(Items from a dataset)
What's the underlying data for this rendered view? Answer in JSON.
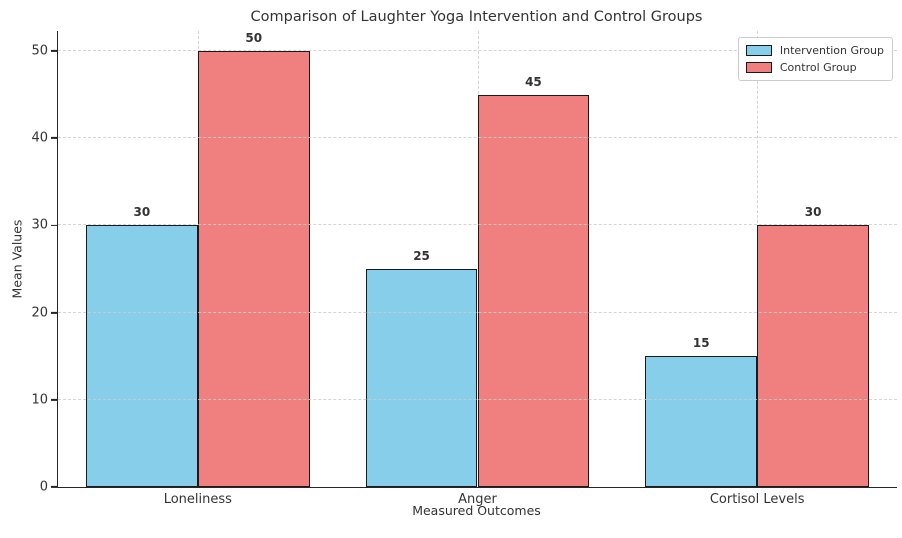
{
  "figure": {
    "background": "#ffffff"
  },
  "chart_data": {
    "type": "bar",
    "title": "Comparison of Laughter Yoga Intervention and Control Groups",
    "xlabel": "Measured Outcomes",
    "ylabel": "Mean Values",
    "categories": [
      "Loneliness",
      "Anger",
      "Cortisol Levels"
    ],
    "series": [
      {
        "name": "Intervention Group",
        "color": "#87CEEB",
        "values": [
          30,
          25,
          15
        ]
      },
      {
        "name": "Control Group",
        "color": "#F08080",
        "values": [
          50,
          45,
          30
        ]
      }
    ],
    "bar_edge_color": "#1a1a1a",
    "value_labels_shown": true,
    "yticks": [
      0,
      10,
      20,
      30,
      40,
      50
    ],
    "ylim": [
      0,
      52.3
    ],
    "grid": {
      "visible": true,
      "style": "dashed",
      "color": "#cdcdcd",
      "axes": "both"
    },
    "legend": {
      "position": "upper-right"
    }
  }
}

Exercise prompt - Above are the records. Copy every line in them holding "Intervention".

Answer to the task -
    "title": "Comparison of Laughter Yoga Intervention and Control Groups",
        "name": "Intervention Group",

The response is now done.